### [Ausgangstext]
Sammlung der Entscheidungen des Schweizerischen Bundesgerichts
Collection des arrêts du Tribunal fédéral suisse
Raccolta delle decisioni del Tribunale federale svizzero

BGE 136 IV 55



Urteilskopf

136 IV 55

9. Auszug aus dem Urteil der Strafrechtlichen Abteilung i.S.
Oberstaatsanwaltschaft des Kantons Zürich gegen X. (Beschwerde in Strafsachen)
6B_238/2009 vom 8. März 2010

Regeste

Art. 19 Abs. 2, Art. 47 und 50 StGB; Strafzumessung bei verminderter
Schuldfähigkeit; Begründungspflicht.
Ausgehend von der objektiven Tatschwere hat der Richter das (subjektive)
Tatverschulden zu bewerten. Dabei hat er (auch) die verminderte Schuldfähigkeit
zu berücksichtigen. Er muss dartun, in welchem Umfange sich diese
verschuldensmindernd auswirkt (E. 5.5 und 5.6).
Die Gesamteinschätzung des Tatverschuldens ist im Urteil zu benennen, damit
überprüft werden kann, ob die daraus resultierende (hypothetische) Strafe
angemessen ist und mit der durch den gesetzlichen Strafrahmen zum Ausdruck
gebrachten Abstufung des Unrechtsgehaltes übereinstimmt (E. 5.7).

### [Gestellte Aufgabe A]
Filtere aus den Datensätzen jede Zeile heraus, in der die Zeichenfolge „thickness“ vorkommt, und gib diese Zeilen wieder; Groß- und Kleinschreibung ist dabei zu beachten.
Der Urteilsauszug und die Datensätze haben inhaltlich nichts miteinander zu tun.

### [Ausgangsmaterial]
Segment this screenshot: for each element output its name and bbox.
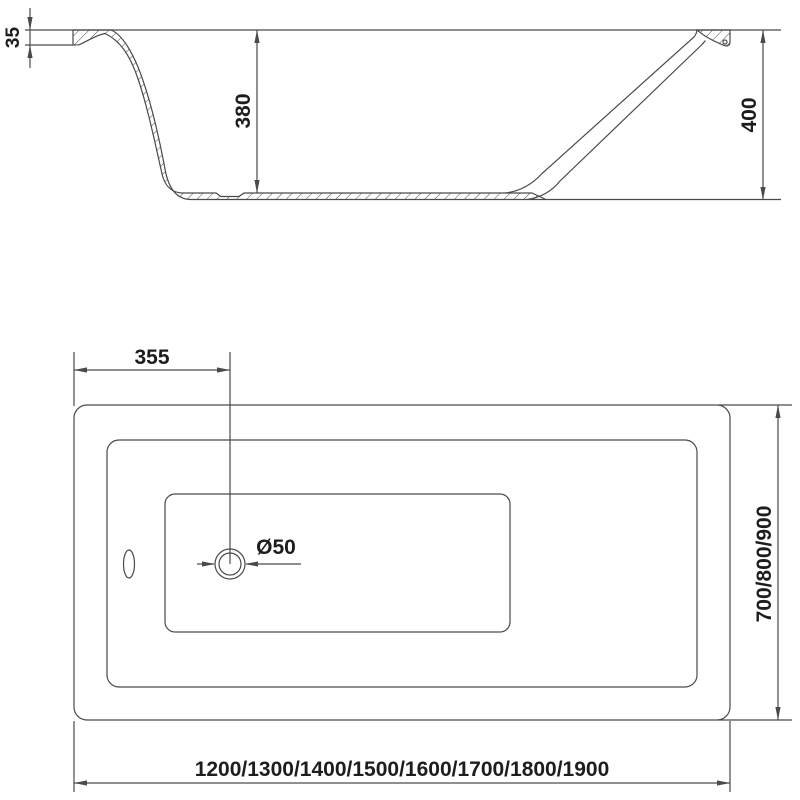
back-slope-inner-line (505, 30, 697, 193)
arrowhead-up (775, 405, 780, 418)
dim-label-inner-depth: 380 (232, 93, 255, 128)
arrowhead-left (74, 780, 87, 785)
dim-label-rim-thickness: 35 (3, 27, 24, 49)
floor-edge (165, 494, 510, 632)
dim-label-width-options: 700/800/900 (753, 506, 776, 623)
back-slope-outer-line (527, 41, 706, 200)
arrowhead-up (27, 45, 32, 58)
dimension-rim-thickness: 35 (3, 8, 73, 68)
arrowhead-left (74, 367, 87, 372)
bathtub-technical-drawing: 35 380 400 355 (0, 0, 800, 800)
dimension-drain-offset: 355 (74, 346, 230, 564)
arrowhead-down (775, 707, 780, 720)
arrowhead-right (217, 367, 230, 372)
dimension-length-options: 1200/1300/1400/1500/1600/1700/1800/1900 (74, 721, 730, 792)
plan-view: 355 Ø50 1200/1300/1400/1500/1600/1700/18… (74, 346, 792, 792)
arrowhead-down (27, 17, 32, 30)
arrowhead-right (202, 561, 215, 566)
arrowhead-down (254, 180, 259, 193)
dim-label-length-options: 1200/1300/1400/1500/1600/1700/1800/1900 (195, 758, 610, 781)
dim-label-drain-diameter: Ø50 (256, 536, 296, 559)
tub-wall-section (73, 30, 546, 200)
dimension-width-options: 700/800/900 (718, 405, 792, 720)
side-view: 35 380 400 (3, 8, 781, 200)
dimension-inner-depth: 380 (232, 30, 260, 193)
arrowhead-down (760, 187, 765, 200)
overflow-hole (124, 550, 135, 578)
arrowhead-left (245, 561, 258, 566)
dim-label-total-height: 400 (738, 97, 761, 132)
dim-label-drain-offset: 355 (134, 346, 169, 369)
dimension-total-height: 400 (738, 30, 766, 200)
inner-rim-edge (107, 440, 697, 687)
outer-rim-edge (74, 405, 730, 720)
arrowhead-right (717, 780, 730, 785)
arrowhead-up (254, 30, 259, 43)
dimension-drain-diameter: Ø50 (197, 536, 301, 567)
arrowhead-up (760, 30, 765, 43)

### [Gestellte Aufgabe B]
Erkläre in einem bis drei Sätzen, weshalb laut dem Urteilsauszug die Gesamteinschätzung des Tatverschuldens im Urteil zu benennen ist.

### [Vollständige Ausgabe A]
dim-label-rim-thickness: 35 (3, 27, 24, 49)
dimension-rim-thickness: 35 (3, 8, 73, 68)

### [Vollständige Ausgabe B]
Die Gesamteinschätzung des Tatverschuldens ist im Urteil zu benennen, damit überprüft werden kann, ob die daraus resultierende (hypothetische) Strafe angemessen ist. Zudem soll so geprüft werden können, ob diese Strafe mit der Abstufung des Unrechtsgehaltes übereinstimmt, die im gesetzlichen Strafrahmen zum Ausdruck gebracht wird.